===== PROVIDED MATERIAL

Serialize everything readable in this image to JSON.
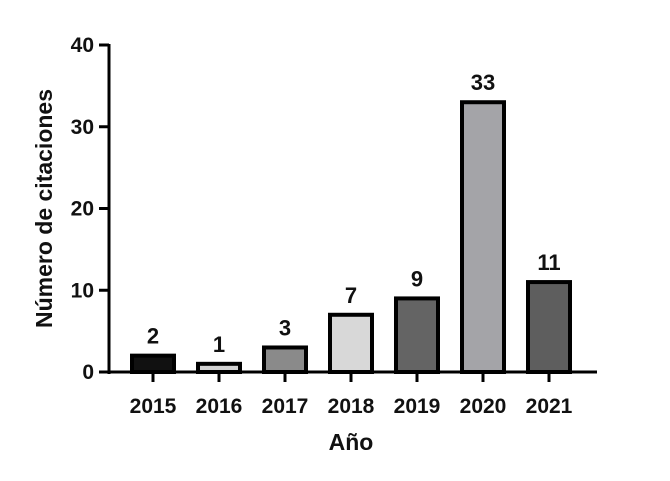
{
  "chart_data": {
    "type": "bar",
    "xlabel": "Año",
    "ylabel": "Número de citaciones",
    "ylim": [
      0,
      40
    ],
    "yticks": [
      0,
      10,
      20,
      30,
      40
    ],
    "grid": false,
    "categories": [
      "2015",
      "2016",
      "2017",
      "2018",
      "2019",
      "2020",
      "2021"
    ],
    "values": [
      2,
      1,
      3,
      7,
      9,
      33,
      11
    ],
    "data_labels": [
      "2",
      "1",
      "3",
      "7",
      "9",
      "33",
      "11"
    ],
    "bar_fills": [
      "#111111",
      "#d0d0d0",
      "#8a8a8a",
      "#d8d8d8",
      "#646464",
      "#a4a4a8",
      "#5e5e5e"
    ],
    "bar_outline_color": "#000000",
    "axis_color": "#000000"
  }
}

==========

(DESCRIPTION OF THE TASK): Reproduce all the records verbatim, excluding images.

(COMPLETE ANSWER):
Serialize everything readable in this image to JSON.
{
  "chart_data": {
    "type": "bar",
    "xlabel": "Año",
    "ylabel": "Número de citaciones",
    "ylim": [
      0,
      40
    ],
    "yticks": [
      0,
      10,
      20,
      30,
      40
    ],
    "grid": false,
    "categories": [
      "2015",
      "2016",
      "2017",
      "2018",
      "2019",
      "2020",
      "2021"
    ],
    "values": [
      2,
      1,
      3,
      7,
      9,
      33,
      11
    ],
    "data_labels": [
      "2",
      "1",
      "3",
      "7",
      "9",
      "33",
      "11"
    ],
    "bar_fills": [
      "#111111",
      "#d0d0d0",
      "#8a8a8a",
      "#d8d8d8",
      "#646464",
      "#a4a4a8",
      "#5e5e5e"
    ],
    "bar_outline_color": "#000000",
    "axis_color": "#000000"
  }
}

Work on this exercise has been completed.